Short exercise >>
Reproduce each item below line for line, without changing a single character.

Data shown >>
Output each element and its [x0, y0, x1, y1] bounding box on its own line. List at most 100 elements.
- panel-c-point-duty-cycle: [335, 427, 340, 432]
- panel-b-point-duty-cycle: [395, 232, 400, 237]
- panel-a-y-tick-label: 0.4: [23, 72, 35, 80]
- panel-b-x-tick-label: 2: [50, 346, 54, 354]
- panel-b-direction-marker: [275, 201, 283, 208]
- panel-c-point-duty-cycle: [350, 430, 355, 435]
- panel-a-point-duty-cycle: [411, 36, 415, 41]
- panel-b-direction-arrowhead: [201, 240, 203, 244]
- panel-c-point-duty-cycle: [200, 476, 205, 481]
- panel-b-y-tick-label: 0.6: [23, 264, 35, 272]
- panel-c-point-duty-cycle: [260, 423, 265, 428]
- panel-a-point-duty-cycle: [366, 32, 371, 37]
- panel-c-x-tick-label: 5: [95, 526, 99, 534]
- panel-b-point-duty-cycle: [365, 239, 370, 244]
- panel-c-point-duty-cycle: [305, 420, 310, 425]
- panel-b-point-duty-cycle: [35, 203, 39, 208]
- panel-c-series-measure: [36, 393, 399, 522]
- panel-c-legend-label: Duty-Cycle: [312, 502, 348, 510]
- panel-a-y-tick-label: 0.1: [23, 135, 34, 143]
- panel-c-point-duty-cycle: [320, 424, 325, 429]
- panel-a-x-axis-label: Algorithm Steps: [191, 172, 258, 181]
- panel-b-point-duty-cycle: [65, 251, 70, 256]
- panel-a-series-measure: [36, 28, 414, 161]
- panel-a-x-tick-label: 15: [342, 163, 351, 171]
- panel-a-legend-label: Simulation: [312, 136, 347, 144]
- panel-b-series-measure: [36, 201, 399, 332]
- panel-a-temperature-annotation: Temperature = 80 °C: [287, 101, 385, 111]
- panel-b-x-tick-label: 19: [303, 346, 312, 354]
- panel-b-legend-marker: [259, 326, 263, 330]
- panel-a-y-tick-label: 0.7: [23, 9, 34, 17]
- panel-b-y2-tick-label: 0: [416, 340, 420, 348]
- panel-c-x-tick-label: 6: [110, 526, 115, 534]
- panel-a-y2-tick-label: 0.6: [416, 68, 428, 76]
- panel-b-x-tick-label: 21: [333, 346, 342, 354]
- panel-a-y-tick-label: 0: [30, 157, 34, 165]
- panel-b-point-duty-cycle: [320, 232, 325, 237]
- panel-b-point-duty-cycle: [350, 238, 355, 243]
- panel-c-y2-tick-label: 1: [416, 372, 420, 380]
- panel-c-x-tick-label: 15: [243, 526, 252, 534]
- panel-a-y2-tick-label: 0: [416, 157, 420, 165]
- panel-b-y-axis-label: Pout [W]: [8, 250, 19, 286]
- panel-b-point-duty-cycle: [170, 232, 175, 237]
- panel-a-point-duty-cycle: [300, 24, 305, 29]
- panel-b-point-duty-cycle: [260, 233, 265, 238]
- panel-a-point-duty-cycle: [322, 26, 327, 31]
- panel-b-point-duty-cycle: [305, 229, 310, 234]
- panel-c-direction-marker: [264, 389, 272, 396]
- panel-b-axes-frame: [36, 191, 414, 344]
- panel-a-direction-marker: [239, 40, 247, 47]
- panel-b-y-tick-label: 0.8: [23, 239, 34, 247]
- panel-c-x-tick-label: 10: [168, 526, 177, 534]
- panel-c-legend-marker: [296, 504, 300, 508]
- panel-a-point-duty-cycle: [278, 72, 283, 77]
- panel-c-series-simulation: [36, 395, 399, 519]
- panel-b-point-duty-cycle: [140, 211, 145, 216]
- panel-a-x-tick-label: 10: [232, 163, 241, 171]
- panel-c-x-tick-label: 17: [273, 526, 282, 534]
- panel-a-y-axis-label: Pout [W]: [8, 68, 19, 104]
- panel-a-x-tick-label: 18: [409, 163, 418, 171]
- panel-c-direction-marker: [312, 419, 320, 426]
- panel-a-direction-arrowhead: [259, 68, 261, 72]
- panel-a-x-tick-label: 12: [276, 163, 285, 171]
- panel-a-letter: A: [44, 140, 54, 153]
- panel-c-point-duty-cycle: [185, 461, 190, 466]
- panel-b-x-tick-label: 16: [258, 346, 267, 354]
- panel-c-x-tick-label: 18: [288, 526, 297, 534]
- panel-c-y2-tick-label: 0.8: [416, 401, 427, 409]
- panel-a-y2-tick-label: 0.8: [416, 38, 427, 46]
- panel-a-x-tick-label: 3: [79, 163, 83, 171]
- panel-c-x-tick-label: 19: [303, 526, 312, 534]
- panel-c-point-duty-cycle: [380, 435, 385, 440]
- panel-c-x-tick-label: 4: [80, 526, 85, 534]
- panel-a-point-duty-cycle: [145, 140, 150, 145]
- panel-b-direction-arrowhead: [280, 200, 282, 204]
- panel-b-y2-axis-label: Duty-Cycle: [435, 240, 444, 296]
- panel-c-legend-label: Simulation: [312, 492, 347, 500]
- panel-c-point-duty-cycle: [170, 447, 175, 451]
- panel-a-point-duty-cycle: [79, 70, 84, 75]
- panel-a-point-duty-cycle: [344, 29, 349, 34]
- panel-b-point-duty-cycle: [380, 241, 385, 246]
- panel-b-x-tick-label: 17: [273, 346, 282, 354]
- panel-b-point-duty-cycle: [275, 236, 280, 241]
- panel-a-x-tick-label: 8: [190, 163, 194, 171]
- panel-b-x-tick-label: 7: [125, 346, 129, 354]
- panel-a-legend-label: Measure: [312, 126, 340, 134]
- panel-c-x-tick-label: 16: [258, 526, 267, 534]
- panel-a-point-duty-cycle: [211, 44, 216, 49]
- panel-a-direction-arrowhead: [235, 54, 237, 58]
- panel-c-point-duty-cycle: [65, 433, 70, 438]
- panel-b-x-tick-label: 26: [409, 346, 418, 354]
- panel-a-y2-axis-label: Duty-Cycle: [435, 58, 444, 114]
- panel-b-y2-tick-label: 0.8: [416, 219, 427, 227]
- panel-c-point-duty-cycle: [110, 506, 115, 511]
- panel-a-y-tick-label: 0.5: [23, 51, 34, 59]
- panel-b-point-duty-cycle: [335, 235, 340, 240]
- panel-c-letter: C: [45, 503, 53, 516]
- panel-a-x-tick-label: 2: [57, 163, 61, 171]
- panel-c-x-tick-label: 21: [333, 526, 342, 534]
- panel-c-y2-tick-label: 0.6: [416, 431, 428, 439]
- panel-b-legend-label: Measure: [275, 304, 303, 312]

Task output >>
Output each element and its [x0, y0, x1, y1] bounding box on its own line. List at most 100 elements.
- panel-c-point-duty-cycle: [335, 427, 340, 432]
- panel-b-point-duty-cycle: [395, 232, 400, 237]
- panel-a-y-tick-label: 0.4: [23, 72, 35, 80]
- panel-b-x-tick-label: 2: [50, 346, 54, 354]
- panel-b-direction-marker: [275, 201, 283, 208]
- panel-c-point-duty-cycle: [350, 430, 355, 435]
- panel-a-point-duty-cycle: [411, 36, 415, 41]
- panel-b-direction-arrowhead: [201, 240, 203, 244]
- panel-c-point-duty-cycle: [200, 476, 205, 481]
- panel-b-y-tick-label: 0.6: [23, 264, 35, 272]
- panel-c-point-duty-cycle: [260, 423, 265, 428]
- panel-a-point-duty-cycle: [366, 32, 371, 37]
- panel-c-x-tick-label: 5: [95, 526, 99, 534]
- panel-b-point-duty-cycle: [365, 239, 370, 244]
- panel-c-point-duty-cycle: [305, 420, 310, 425]
- panel-b-point-duty-cycle: [35, 203, 39, 208]
- panel-c-series-measure: [36, 393, 399, 522]
- panel-c-legend-label: Duty-Cycle: [312, 502, 348, 510]
- panel-a-y-tick-label: 0.1: [23, 135, 34, 143]
- panel-c-point-duty-cycle: [320, 424, 325, 429]
- panel-a-x-axis-label: Algorithm Steps: [191, 172, 258, 181]
- panel-b-point-duty-cycle: [65, 251, 70, 256]
- panel-a-series-measure: [36, 28, 414, 161]
- panel-a-x-tick-label: 15: [342, 163, 351, 171]
- panel-a-legend-label: Simulation: [312, 136, 347, 144]
- panel-b-series-measure: [36, 201, 399, 332]
- panel-a-temperature-annotation: Temperature = 80 °C: [287, 101, 385, 111]
- panel-b-x-tick-label: 19: [303, 346, 312, 354]
- panel-b-legend-marker: [259, 326, 263, 330]
- panel-a-y-tick-label: 0.7: [23, 9, 34, 17]
- panel-b-y2-tick-label: 0: [416, 340, 420, 348]
- panel-c-x-tick-label: 6: [110, 526, 115, 534]
- panel-a-y2-tick-label: 0.6: [416, 68, 428, 76]
- panel-b-x-tick-label: 21: [333, 346, 342, 354]
- panel-a-y-tick-label: 0: [30, 157, 34, 165]
- panel-b-point-duty-cycle: [320, 232, 325, 237]
- panel-b-point-duty-cycle: [350, 238, 355, 243]
- panel-c-y2-tick-label: 1: [416, 372, 420, 380]
- panel-c-x-tick-label: 15: [243, 526, 252, 534]
- panel-a-y2-tick-label: 0: [416, 157, 420, 165]
- panel-b-y-axis-label: Pout [W]: [8, 250, 19, 286]
- panel-b-point-duty-cycle: [170, 232, 175, 237]
- panel-a-point-duty-cycle: [300, 24, 305, 29]
- panel-b-point-duty-cycle: [260, 233, 265, 238]
- panel-a-point-duty-cycle: [322, 26, 327, 31]
- panel-b-point-duty-cycle: [305, 229, 310, 234]
- panel-c-direction-marker: [264, 389, 272, 396]
- panel-b-axes-frame: [36, 191, 414, 344]
- panel-a-direction-marker: [239, 40, 247, 47]
- panel-b-y-tick-label: 0.8: [23, 239, 34, 247]
- panel-c-x-tick-label: 10: [168, 526, 177, 534]
- panel-c-legend-marker: [296, 504, 300, 508]
- panel-a-point-duty-cycle: [278, 72, 283, 77]
- panel-c-series-simulation: [36, 395, 399, 519]
- panel-b-point-duty-cycle: [140, 211, 145, 216]
- panel-a-x-tick-label: 10: [232, 163, 241, 171]
- panel-c-x-tick-label: 17: [273, 526, 282, 534]
- panel-a-y-axis-label: Pout [W]: [8, 68, 19, 104]
- panel-a-x-tick-label: 18: [409, 163, 418, 171]
- panel-c-direction-marker: [312, 419, 320, 426]
- panel-a-direction-arrowhead: [259, 68, 261, 72]
- panel-a-x-tick-label: 12: [276, 163, 285, 171]
- panel-a-letter: A: [44, 140, 54, 153]
- panel-c-point-duty-cycle: [185, 461, 190, 466]
- panel-b-x-tick-label: 16: [258, 346, 267, 354]
- panel-c-x-tick-label: 18: [288, 526, 297, 534]
- panel-c-y2-tick-label: 0.8: [416, 401, 427, 409]
- panel-a-y2-tick-label: 0.8: [416, 38, 427, 46]
- panel-a-x-tick-label: 3: [79, 163, 83, 171]
- panel-c-x-tick-label: 19: [303, 526, 312, 534]
- panel-c-point-duty-cycle: [380, 435, 385, 440]
- panel-c-x-tick-label: 4: [80, 526, 85, 534]
- panel-a-point-duty-cycle: [145, 140, 150, 145]
- panel-b-direction-arrowhead: [280, 200, 282, 204]
- panel-b-y2-axis-label: Duty-Cycle: [435, 240, 444, 296]
- panel-c-legend-label: Simulation: [312, 492, 347, 500]
- panel-c-point-duty-cycle: [170, 447, 175, 451]
- panel-a-point-duty-cycle: [79, 70, 84, 75]
- panel-a-point-duty-cycle: [344, 29, 349, 34]
- panel-b-point-duty-cycle: [380, 241, 385, 246]
- panel-b-x-tick-label: 17: [273, 346, 282, 354]
- panel-b-point-duty-cycle: [275, 236, 280, 241]
- panel-a-x-tick-label: 8: [190, 163, 194, 171]
- panel-b-x-tick-label: 7: [125, 346, 129, 354]
- panel-a-legend-label: Measure: [312, 126, 340, 134]
- panel-c-x-tick-label: 16: [258, 526, 267, 534]
- panel-a-point-duty-cycle: [211, 44, 216, 49]
- panel-a-direction-arrowhead: [235, 54, 237, 58]
- panel-c-point-duty-cycle: [65, 433, 70, 438]
- panel-b-x-tick-label: 26: [409, 346, 418, 354]
- panel-a-y2-axis-label: Duty-Cycle: [435, 58, 444, 114]
- panel-b-y2-tick-label: 0.8: [416, 219, 427, 227]
- panel-c-point-duty-cycle: [110, 506, 115, 511]
- panel-a-y-tick-label: 0.5: [23, 51, 34, 59]
- panel-b-point-duty-cycle: [335, 235, 340, 240]
- panel-c-letter: C: [45, 503, 53, 516]
- panel-a-x-tick-label: 2: [57, 163, 61, 171]
- panel-c-x-tick-label: 21: [333, 526, 342, 534]
- panel-c-y2-tick-label: 0.6: [416, 431, 428, 439]
- panel-b-legend-label: Measure: [275, 304, 303, 312]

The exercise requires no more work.